→ What the task asks: Type out all the records word for word. Any pictures are to be left out.
▽
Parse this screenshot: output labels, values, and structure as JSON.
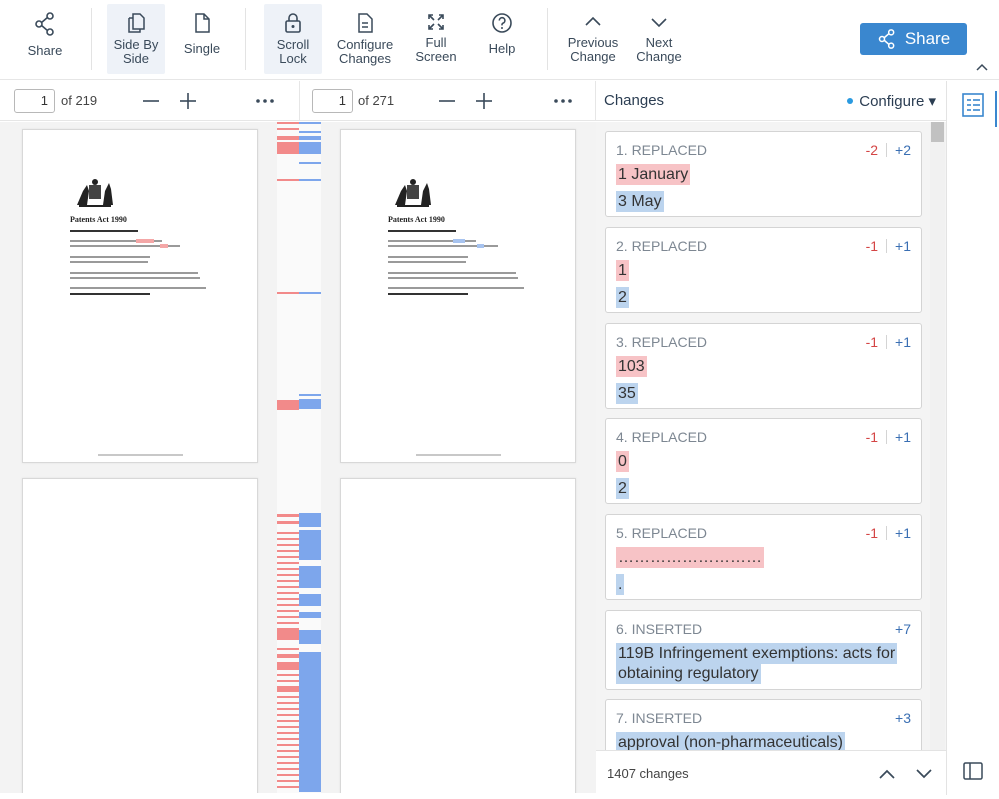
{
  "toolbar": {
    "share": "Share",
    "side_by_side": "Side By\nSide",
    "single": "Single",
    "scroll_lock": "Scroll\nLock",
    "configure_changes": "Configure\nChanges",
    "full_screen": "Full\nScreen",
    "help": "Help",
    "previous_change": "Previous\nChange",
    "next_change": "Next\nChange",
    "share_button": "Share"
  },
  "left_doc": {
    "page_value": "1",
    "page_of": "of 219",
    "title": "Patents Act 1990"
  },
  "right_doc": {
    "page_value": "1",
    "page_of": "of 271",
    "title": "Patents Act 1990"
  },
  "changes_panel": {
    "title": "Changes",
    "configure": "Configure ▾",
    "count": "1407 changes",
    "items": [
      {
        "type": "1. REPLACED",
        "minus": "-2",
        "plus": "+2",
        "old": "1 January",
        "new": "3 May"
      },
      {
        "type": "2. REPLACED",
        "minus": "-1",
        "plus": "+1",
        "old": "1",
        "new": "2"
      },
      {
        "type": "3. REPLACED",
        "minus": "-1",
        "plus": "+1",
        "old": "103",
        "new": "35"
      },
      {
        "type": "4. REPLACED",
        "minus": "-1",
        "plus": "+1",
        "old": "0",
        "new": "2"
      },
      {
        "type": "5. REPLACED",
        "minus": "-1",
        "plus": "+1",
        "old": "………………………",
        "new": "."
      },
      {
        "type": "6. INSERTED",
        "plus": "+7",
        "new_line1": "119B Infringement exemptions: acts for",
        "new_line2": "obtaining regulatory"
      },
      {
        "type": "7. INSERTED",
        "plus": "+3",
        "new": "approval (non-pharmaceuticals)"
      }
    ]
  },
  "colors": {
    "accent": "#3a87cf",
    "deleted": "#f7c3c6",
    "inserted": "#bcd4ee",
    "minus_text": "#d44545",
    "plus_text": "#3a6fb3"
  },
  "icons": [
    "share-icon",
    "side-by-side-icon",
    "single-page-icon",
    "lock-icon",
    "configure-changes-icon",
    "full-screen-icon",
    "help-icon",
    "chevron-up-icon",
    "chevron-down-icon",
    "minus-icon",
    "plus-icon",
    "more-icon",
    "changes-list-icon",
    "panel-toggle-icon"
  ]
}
△
→ Exercise solution:
Parse this screenshot: output labels, values, and structure as JSON.
{
  "toolbar": {
    "share": "Share",
    "side_by_side": "Side By\nSide",
    "single": "Single",
    "scroll_lock": "Scroll\nLock",
    "configure_changes": "Configure\nChanges",
    "full_screen": "Full\nScreen",
    "help": "Help",
    "previous_change": "Previous\nChange",
    "next_change": "Next\nChange",
    "share_button": "Share"
  },
  "left_doc": {
    "page_value": "1",
    "page_of": "of 219",
    "title": "Patents Act 1990"
  },
  "right_doc": {
    "page_value": "1",
    "page_of": "of 271",
    "title": "Patents Act 1990"
  },
  "changes_panel": {
    "title": "Changes",
    "configure": "Configure ▾",
    "count": "1407 changes",
    "items": [
      {
        "type": "1. REPLACED",
        "minus": "-2",
        "plus": "+2",
        "old": "1 January",
        "new": "3 May"
      },
      {
        "type": "2. REPLACED",
        "minus": "-1",
        "plus": "+1",
        "old": "1",
        "new": "2"
      },
      {
        "type": "3. REPLACED",
        "minus": "-1",
        "plus": "+1",
        "old": "103",
        "new": "35"
      },
      {
        "type": "4. REPLACED",
        "minus": "-1",
        "plus": "+1",
        "old": "0",
        "new": "2"
      },
      {
        "type": "5. REPLACED",
        "minus": "-1",
        "plus": "+1",
        "old": "………………………",
        "new": "."
      },
      {
        "type": "6. INSERTED",
        "plus": "+7",
        "new_line1": "119B Infringement exemptions: acts for",
        "new_line2": "obtaining regulatory"
      },
      {
        "type": "7. INSERTED",
        "plus": "+3",
        "new": "approval (non-pharmaceuticals)"
      }
    ]
  },
  "colors": {
    "accent": "#3a87cf",
    "deleted": "#f7c3c6",
    "inserted": "#bcd4ee",
    "minus_text": "#d44545",
    "plus_text": "#3a6fb3"
  },
  "icons": [
    "share-icon",
    "side-by-side-icon",
    "single-page-icon",
    "lock-icon",
    "configure-changes-icon",
    "full-screen-icon",
    "help-icon",
    "chevron-up-icon",
    "chevron-down-icon",
    "minus-icon",
    "plus-icon",
    "more-icon",
    "changes-list-icon",
    "panel-toggle-icon"
  ]
}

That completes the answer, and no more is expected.